* start *
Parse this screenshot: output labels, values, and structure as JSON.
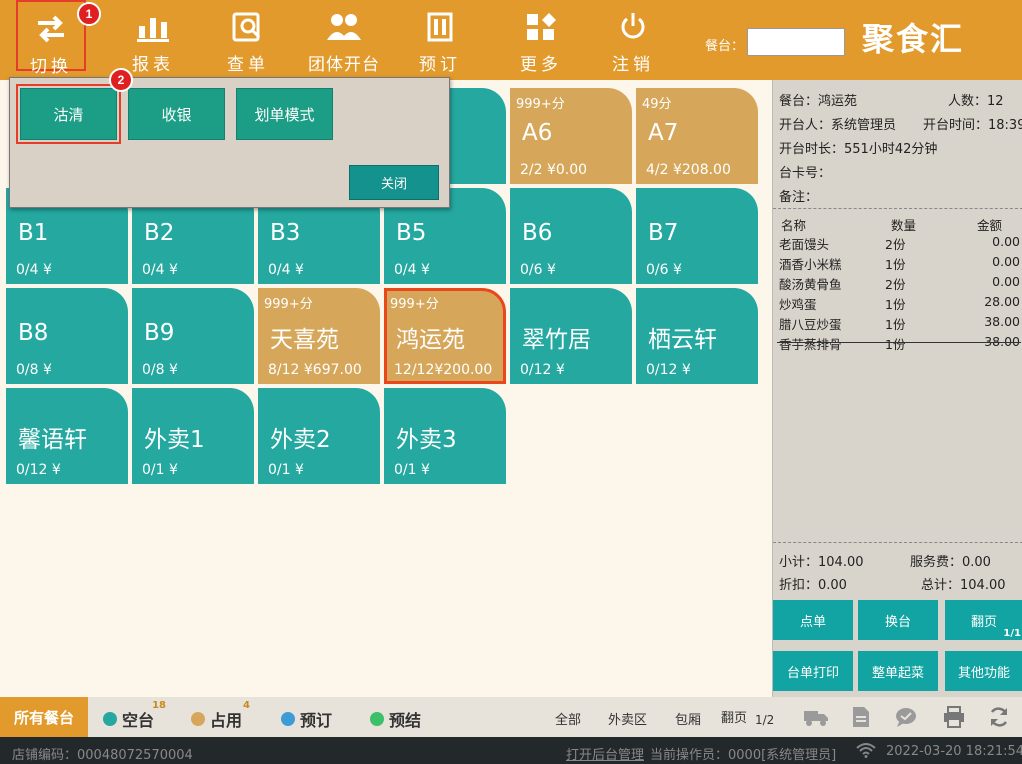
{
  "toolbar": {
    "items": [
      {
        "label": "切换",
        "icon": "switch-arrows-icon"
      },
      {
        "label": "报表",
        "icon": "bar-chart-icon"
      },
      {
        "label": "查单",
        "icon": "search-document-icon"
      },
      {
        "label": "团体开台",
        "icon": "group-users-icon"
      },
      {
        "label": "预订",
        "icon": "reservation-book-icon"
      },
      {
        "label": "更多",
        "icon": "more-shapes-icon"
      },
      {
        "label": "注销",
        "icon": "power-icon"
      }
    ],
    "table_search_label": "餐台：",
    "table_search_value": "",
    "brand": "聚食汇",
    "annotation_1": "1",
    "annotation_2": "2"
  },
  "popup": {
    "buttons": [
      "沽清",
      "收银",
      "划单模式"
    ],
    "close_label": "关闭"
  },
  "tables": [
    {
      "name": "",
      "tag": "",
      "stat": "",
      "status": "free"
    },
    {
      "name": "A6",
      "tag": "999+分",
      "stat": "2/2  ¥0.00",
      "status": "occupied"
    },
    {
      "name": "A7",
      "tag": "49分",
      "stat": "4/2  ¥208.00",
      "status": "occupied"
    },
    {
      "name": "B1",
      "tag": "",
      "stat": "0/4  ¥",
      "status": "free"
    },
    {
      "name": "B2",
      "tag": "",
      "stat": "0/4  ¥",
      "status": "free"
    },
    {
      "name": "B3",
      "tag": "",
      "stat": "0/4  ¥",
      "status": "free"
    },
    {
      "name": "B5",
      "tag": "",
      "stat": "0/4  ¥",
      "status": "free"
    },
    {
      "name": "B6",
      "tag": "",
      "stat": "0/6  ¥",
      "status": "free"
    },
    {
      "name": "B7",
      "tag": "",
      "stat": "0/6  ¥",
      "status": "free"
    },
    {
      "name": "B8",
      "tag": "",
      "stat": "0/8  ¥",
      "status": "free"
    },
    {
      "name": "B9",
      "tag": "",
      "stat": "0/8  ¥",
      "status": "free"
    },
    {
      "name": "天喜苑",
      "tag": "999+分",
      "stat": "8/12 ¥697.00",
      "status": "occupied"
    },
    {
      "name": "鸿运苑",
      "tag": "999+分",
      "stat": "12/12¥200.00",
      "status": "occupied"
    },
    {
      "name": "翠竹居",
      "tag": "",
      "stat": "0/12 ¥",
      "status": "free"
    },
    {
      "name": "栖云轩",
      "tag": "",
      "stat": "0/12 ¥",
      "status": "free"
    },
    {
      "name": "馨语轩",
      "tag": "",
      "stat": "0/12 ¥",
      "status": "free"
    },
    {
      "name": "外卖1",
      "tag": "",
      "stat": "0/1  ¥",
      "status": "free"
    },
    {
      "name": "外卖2",
      "tag": "",
      "stat": "0/1  ¥",
      "status": "free"
    },
    {
      "name": "外卖3",
      "tag": "",
      "stat": "0/1  ¥",
      "status": "free"
    }
  ],
  "order_info": {
    "table": "餐台：鸿运苑",
    "people": "人数：12",
    "opener": "开台人：系统管理员",
    "open_time": "开台时间：18:39",
    "duration": "开台时长：551小时42分钟",
    "card_no": "台卡号：",
    "remark": "备注：",
    "headers": [
      "名称",
      "数量",
      "金额"
    ],
    "items": [
      {
        "name": "老面馒头",
        "qty": "2份",
        "amount": "0.00"
      },
      {
        "name": "酒香小米糕",
        "qty": "1份",
        "amount": "0.00"
      },
      {
        "name": "酸汤黄骨鱼",
        "qty": "2份",
        "amount": "0.00"
      },
      {
        "name": "炒鸡蛋",
        "qty": "1份",
        "amount": "28.00"
      },
      {
        "name": "腊八豆炒蛋",
        "qty": "1份",
        "amount": "38.00"
      },
      {
        "name": "香芋蒸排骨",
        "qty": "1份",
        "amount": "38.00"
      }
    ],
    "subtotal": "小计：104.00",
    "service_fee": "服务费：0.00",
    "discount": "折扣：0.00",
    "total": "总计：104.00",
    "actions": [
      "点单",
      "换台",
      "翻页",
      "台单打印",
      "整单起菜",
      "其他功能"
    ],
    "page_indicator": "1/1"
  },
  "legend": {
    "all_label": "所有餐台",
    "items": [
      {
        "label": "空台",
        "count": "18",
        "color": "#24a8a0"
      },
      {
        "label": "占用",
        "count": "4",
        "color": "#d6a75a"
      },
      {
        "label": "预订",
        "count": "",
        "color": "#3d9bd6"
      },
      {
        "label": "预结",
        "count": "",
        "color": "#3cc06a"
      }
    ],
    "filters": [
      "全部",
      "外卖区",
      "包厢",
      "翻页"
    ],
    "page": "1/2"
  },
  "status_bar": {
    "store_code": "店铺编码：00048072570004",
    "backend_link": "打开后台管理",
    "operator": "当前操作员：0000[系统管理员]",
    "datetime": "2022-03-20 18:21:54"
  },
  "colors": {
    "brand_orange": "#e19a2b",
    "free_teal": "#24a8a0",
    "occupied_tan": "#d6a75a",
    "highlight_red": "#e43d2a"
  }
}
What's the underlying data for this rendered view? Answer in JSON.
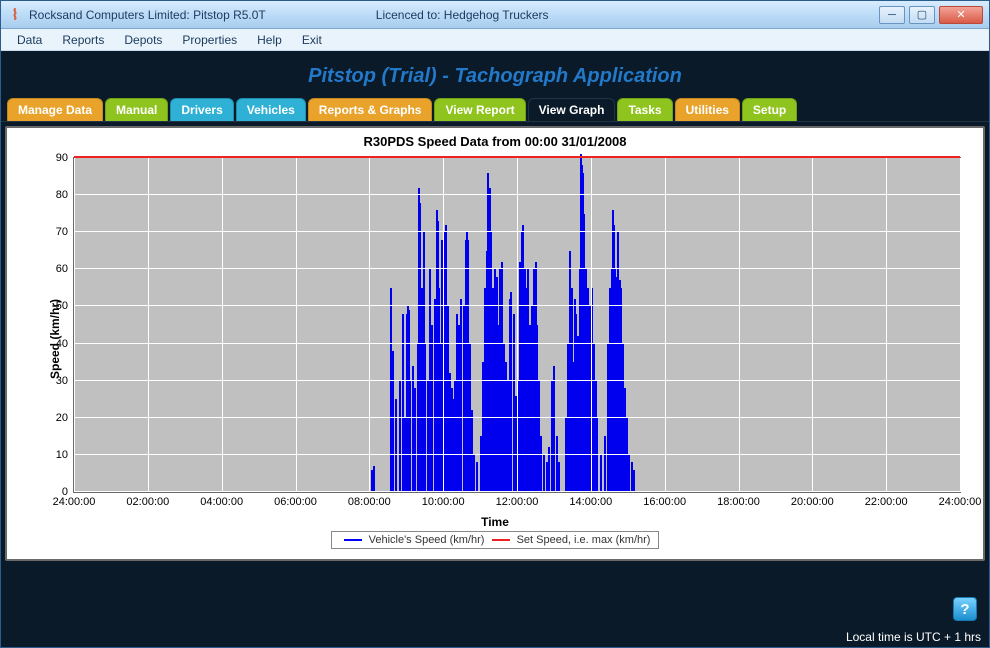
* end *
* _Objective_
Restate each entry word for word, please, but drop any images it holds.

* _Task answer_
Parse this screenshot: output labels, values, and structure as JSON.
{
  "toolbar": {
    "items": [
      {
        "label": "切换",
        "icon": "switch-arrows-icon"
      },
      {
        "label": "报表",
        "icon": "bar-chart-icon"
      },
      {
        "label": "查单",
        "icon": "search-document-icon"
      },
      {
        "label": "团体开台",
        "icon": "group-users-icon"
      },
      {
        "label": "预订",
        "icon": "reservation-book-icon"
      },
      {
        "label": "更多",
        "icon": "more-shapes-icon"
      },
      {
        "label": "注销",
        "icon": "power-icon"
      }
    ],
    "table_search_label": "餐台：",
    "table_search_value": "",
    "brand": "聚食汇",
    "annotation_1": "1",
    "annotation_2": "2"
  },
  "popup": {
    "buttons": [
      "沽清",
      "收银",
      "划单模式"
    ],
    "close_label": "关闭"
  },
  "tables": [
    {
      "name": "",
      "tag": "",
      "stat": "",
      "status": "free"
    },
    {
      "name": "A6",
      "tag": "999+分",
      "stat": "2/2  ¥0.00",
      "status": "occupied"
    },
    {
      "name": "A7",
      "tag": "49分",
      "stat": "4/2  ¥208.00",
      "status": "occupied"
    },
    {
      "name": "B1",
      "tag": "",
      "stat": "0/4  ¥",
      "status": "free"
    },
    {
      "name": "B2",
      "tag": "",
      "stat": "0/4  ¥",
      "status": "free"
    },
    {
      "name": "B3",
      "tag": "",
      "stat": "0/4  ¥",
      "status": "free"
    },
    {
      "name": "B5",
      "tag": "",
      "stat": "0/4  ¥",
      "status": "free"
    },
    {
      "name": "B6",
      "tag": "",
      "stat": "0/6  ¥",
      "status": "free"
    },
    {
      "name": "B7",
      "tag": "",
      "stat": "0/6  ¥",
      "status": "free"
    },
    {
      "name": "B8",
      "tag": "",
      "stat": "0/8  ¥",
      "status": "free"
    },
    {
      "name": "B9",
      "tag": "",
      "stat": "0/8  ¥",
      "status": "free"
    },
    {
      "name": "天喜苑",
      "tag": "999+分",
      "stat": "8/12 ¥697.00",
      "status": "occupied"
    },
    {
      "name": "鸿运苑",
      "tag": "999+分",
      "stat": "12/12¥200.00",
      "status": "occupied"
    },
    {
      "name": "翠竹居",
      "tag": "",
      "stat": "0/12 ¥",
      "status": "free"
    },
    {
      "name": "栖云轩",
      "tag": "",
      "stat": "0/12 ¥",
      "status": "free"
    },
    {
      "name": "馨语轩",
      "tag": "",
      "stat": "0/12 ¥",
      "status": "free"
    },
    {
      "name": "外卖1",
      "tag": "",
      "stat": "0/1  ¥",
      "status": "free"
    },
    {
      "name": "外卖2",
      "tag": "",
      "stat": "0/1  ¥",
      "status": "free"
    },
    {
      "name": "外卖3",
      "tag": "",
      "stat": "0/1  ¥",
      "status": "free"
    }
  ],
  "order_info": {
    "table": "餐台：鸿运苑",
    "people": "人数：12",
    "opener": "开台人：系统管理员",
    "open_time": "开台时间：18:39",
    "duration": "开台时长：551小时42分钟",
    "card_no": "台卡号：",
    "remark": "备注：",
    "headers": [
      "名称",
      "数量",
      "金额"
    ],
    "items": [
      {
        "name": "老面馒头",
        "qty": "2份",
        "amount": "0.00"
      },
      {
        "name": "酒香小米糕",
        "qty": "1份",
        "amount": "0.00"
      },
      {
        "name": "酸汤黄骨鱼",
        "qty": "2份",
        "amount": "0.00"
      },
      {
        "name": "炒鸡蛋",
        "qty": "1份",
        "amount": "28.00"
      },
      {
        "name": "腊八豆炒蛋",
        "qty": "1份",
        "amount": "38.00"
      },
      {
        "name": "香芋蒸排骨",
        "qty": "1份",
        "amount": "38.00"
      }
    ],
    "subtotal": "小计：104.00",
    "service_fee": "服务费：0.00",
    "discount": "折扣：0.00",
    "total": "总计：104.00",
    "actions": [
      "点单",
      "换台",
      "翻页",
      "台单打印",
      "整单起菜",
      "其他功能"
    ],
    "page_indicator": "1/1"
  },
  "legend": {
    "all_label": "所有餐台",
    "items": [
      {
        "label": "空台",
        "count": "18",
        "color": "#24a8a0"
      },
      {
        "label": "占用",
        "count": "4",
        "color": "#d6a75a"
      },
      {
        "label": "预订",
        "count": "",
        "color": "#3d9bd6"
      },
      {
        "label": "预结",
        "count": "",
        "color": "#3cc06a"
      }
    ],
    "filters": [
      "全部",
      "外卖区",
      "包厢",
      "翻页"
    ],
    "page": "1/2"
  },
  "status_bar": {
    "store_code": "店铺编码：00048072570004",
    "backend_link": "打开后台管理",
    "operator": "当前操作员：0000[系统管理员]",
    "datetime": "2022-03-20 18:21:54"
  },
  "colors": {
    "brand_orange": "#e19a2b",
    "free_teal": "#24a8a0",
    "occupied_tan": "#d6a75a",
    "highlight_red": "#e43d2a"
  }
}
What's the underlying data for this rendered view? Answer in JSON.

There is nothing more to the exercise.